▶ _Exercise_: Rewrite the rows below, changing every "curve-icon" to "curve-glyph" and leaving everything else as it is. Omit the pictures from your output.

-- START Records shown --

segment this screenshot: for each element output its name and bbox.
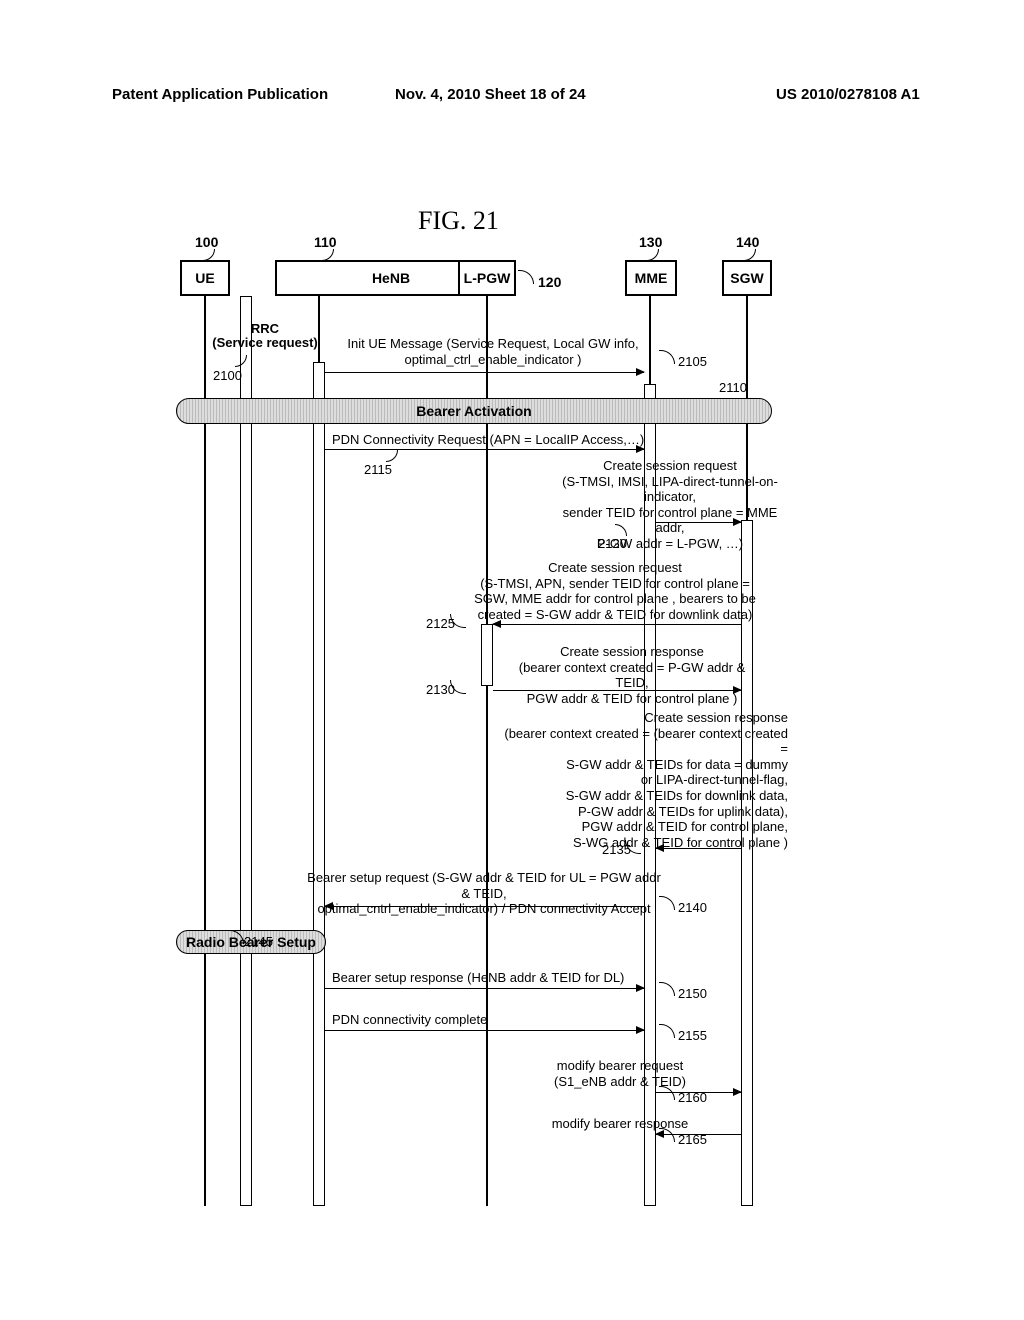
- henb-ref: 110: [314, 234, 337, 250]
- arrow-bsresp: [325, 988, 644, 989]
- rrc-ref: 2100: [213, 368, 242, 383]
- ue-label: UE: [195, 270, 214, 286]
- henb-activation: [313, 362, 325, 1206]
- ue-activation: [240, 296, 252, 1206]
- curve-icon: [659, 350, 675, 364]
- arrow-bsr: [325, 906, 644, 907]
- radio-ref: 2145: [244, 934, 273, 949]
- ba-ref: 2110: [719, 380, 747, 395]
- curve-icon: [386, 450, 398, 462]
- mbresp-msg: modify bearer response: [520, 1116, 720, 1132]
- init-msg: Init UE Message (Service Request, Local …: [338, 336, 648, 367]
- rrc-line2: (Service request): [210, 336, 320, 350]
- curve-icon: [518, 270, 534, 284]
- arrow-csresp2: [656, 848, 741, 849]
- pdn-complete-ref: 2155: [678, 1028, 707, 1043]
- csr2-ref: 2125: [426, 616, 455, 631]
- sgw-node: SGW: [722, 260, 772, 296]
- bsresp-msg: Bearer setup response (HeNB addr & TEID …: [332, 970, 652, 986]
- pdn-req-msg: PDN Connectivity Request (APN = LocalIP …: [332, 432, 652, 448]
- ba-label: Bearer Activation: [416, 403, 531, 419]
- arrow-pdn-complete: [325, 1030, 644, 1031]
- lpgw-label: L-PGW: [464, 270, 511, 286]
- mme-label: MME: [635, 270, 668, 286]
- lpgw-activation: [481, 624, 493, 686]
- header-left: Patent Application Publication: [112, 86, 328, 103]
- sgw-activation: [741, 520, 753, 1206]
- csr1-msg: Create session request (S-TMSI, IMSI, LI…: [560, 458, 780, 552]
- arrow-init: [325, 372, 644, 373]
- csresp2-msg: Create session response (bearer context …: [498, 710, 788, 850]
- bearer-activation-phase: Bearer Activation: [176, 398, 772, 424]
- pdn-complete-msg: PDN connectivity complete: [332, 1012, 652, 1028]
- curve-icon: [659, 1024, 675, 1038]
- mbr-msg: modify bearer request (S1_eNB addr & TEI…: [520, 1058, 720, 1089]
- bsr-msg: Bearer setup request (S-GW addr & TEID f…: [304, 870, 664, 917]
- ue-lifeline: [204, 296, 206, 1206]
- sgw-label: SGW: [730, 270, 763, 286]
- lpgw-ref: 120: [538, 274, 561, 290]
- bsr-ref: 2140: [678, 900, 707, 915]
- csr2-msg: Create session request (S-TMSI, APN, sen…: [470, 560, 760, 622]
- arrow-pdn-req: [325, 449, 644, 450]
- mme-ref: 130: [639, 234, 662, 250]
- csresp1-msg: Create session response (bearer context …: [502, 644, 762, 706]
- ue-node: UE: [180, 260, 230, 296]
- header-center: Nov. 4, 2010 Sheet 18 of 24: [395, 86, 586, 103]
- arrow-csr2: [493, 624, 741, 625]
- csresp2-ref: 2135: [602, 842, 631, 857]
- bsresp-ref: 2150: [678, 986, 707, 1001]
- header-right: US 2010/0278108 A1: [776, 86, 920, 103]
- arrow-csresp1: [493, 690, 741, 691]
- rrc-label: RRC (Service request): [210, 322, 320, 351]
- mme-node: MME: [625, 260, 677, 296]
- curve-icon: [659, 896, 675, 910]
- pdn-ref: 2115: [364, 462, 392, 477]
- sequence-diagram: 100 UE 110 HeNB L-PGW 120 130 MME 140 SG…: [180, 230, 980, 1210]
- mbr-ref: 2160: [678, 1090, 707, 1105]
- lpgw-node: L-PGW: [458, 260, 516, 296]
- init-ref: 2105: [678, 354, 707, 369]
- sgw-ref: 140: [736, 234, 759, 250]
- csresp1-ref: 2130: [426, 682, 455, 697]
- mbresp-ref: 2165: [678, 1132, 707, 1147]
- csr1-ref: 2120: [598, 536, 627, 551]
- curve-icon: [659, 982, 675, 996]
- ue-ref: 100: [195, 234, 218, 250]
- rrc-line1: RRC: [210, 322, 320, 336]
- arrow-csr1: [656, 522, 741, 523]
- henb-label: HeNB: [372, 270, 410, 286]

-- END Records shown --

▶ _Task solution_:
segment this screenshot: for each element output its name and bbox.
- henb-ref: 110: [314, 234, 337, 250]
- arrow-bsresp: [325, 988, 644, 989]
- rrc-ref: 2100: [213, 368, 242, 383]
- ue-label: UE: [195, 270, 214, 286]
- henb-activation: [313, 362, 325, 1206]
- ue-activation: [240, 296, 252, 1206]
- curve-glyph: [659, 350, 675, 364]
- arrow-bsr: [325, 906, 644, 907]
- radio-ref: 2145: [244, 934, 273, 949]
- ba-ref: 2110: [719, 380, 747, 395]
- curve-glyph: [386, 450, 398, 462]
- mbresp-msg: modify bearer response: [520, 1116, 720, 1132]
- init-msg: Init UE Message (Service Request, Local …: [338, 336, 648, 367]
- rrc-line2: (Service request): [210, 336, 320, 350]
- curve-glyph: [518, 270, 534, 284]
- arrow-csresp2: [656, 848, 741, 849]
- pdn-complete-ref: 2155: [678, 1028, 707, 1043]
- csr2-ref: 2125: [426, 616, 455, 631]
- sgw-node: SGW: [722, 260, 772, 296]
- bsresp-msg: Bearer setup response (HeNB addr & TEID …: [332, 970, 652, 986]
- pdn-req-msg: PDN Connectivity Request (APN = LocalIP …: [332, 432, 652, 448]
- ba-label: Bearer Activation: [416, 403, 531, 419]
- arrow-pdn-complete: [325, 1030, 644, 1031]
- lpgw-label: L-PGW: [464, 270, 511, 286]
- mme-label: MME: [635, 270, 668, 286]
- lpgw-activation: [481, 624, 493, 686]
- header-left: Patent Application Publication: [112, 86, 328, 103]
- sgw-activation: [741, 520, 753, 1206]
- csr1-msg: Create session request (S-TMSI, IMSI, LI…: [560, 458, 780, 552]
- arrow-init: [325, 372, 644, 373]
- csresp2-msg: Create session response (bearer context …: [498, 710, 788, 850]
- bearer-activation-phase: Bearer Activation: [176, 398, 772, 424]
- pdn-complete-msg: PDN connectivity complete: [332, 1012, 652, 1028]
- curve-glyph: [659, 1024, 675, 1038]
- mbr-msg: modify bearer request (S1_eNB addr & TEI…: [520, 1058, 720, 1089]
- bsr-msg: Bearer setup request (S-GW addr & TEID f…: [304, 870, 664, 917]
- ue-lifeline: [204, 296, 206, 1206]
- sgw-label: SGW: [730, 270, 763, 286]
- lpgw-ref: 120: [538, 274, 561, 290]
- bsr-ref: 2140: [678, 900, 707, 915]
- csr2-msg: Create session request (S-TMSI, APN, sen…: [470, 560, 760, 622]
- arrow-pdn-req: [325, 449, 644, 450]
- mme-ref: 130: [639, 234, 662, 250]
- csresp1-msg: Create session response (bearer context …: [502, 644, 762, 706]
- ue-node: UE: [180, 260, 230, 296]
- header-center: Nov. 4, 2010 Sheet 18 of 24: [395, 86, 586, 103]
- arrow-csr2: [493, 624, 741, 625]
- csresp2-ref: 2135: [602, 842, 631, 857]
- bsresp-ref: 2150: [678, 986, 707, 1001]
- header-right: US 2010/0278108 A1: [776, 86, 920, 103]
- arrow-csresp1: [493, 690, 741, 691]
- rrc-label: RRC (Service request): [210, 322, 320, 351]
- mme-node: MME: [625, 260, 677, 296]
- curve-glyph: [659, 896, 675, 910]
- pdn-ref: 2115: [364, 462, 392, 477]
- sequence-diagram: 100 UE 110 HeNB L-PGW 120 130 MME 140 SG…: [180, 230, 980, 1210]
- mbr-ref: 2160: [678, 1090, 707, 1105]
- lpgw-node: L-PGW: [458, 260, 516, 296]
- init-ref: 2105: [678, 354, 707, 369]
- sgw-ref: 140: [736, 234, 759, 250]
- csresp1-ref: 2130: [426, 682, 455, 697]
- mbresp-ref: 2165: [678, 1132, 707, 1147]
- csr1-ref: 2120: [598, 536, 627, 551]
- curve-glyph: [659, 982, 675, 996]
- ue-ref: 100: [195, 234, 218, 250]
- rrc-line1: RRC: [210, 322, 320, 336]
- arrow-csr1: [656, 522, 741, 523]
- henb-label: HeNB: [372, 270, 410, 286]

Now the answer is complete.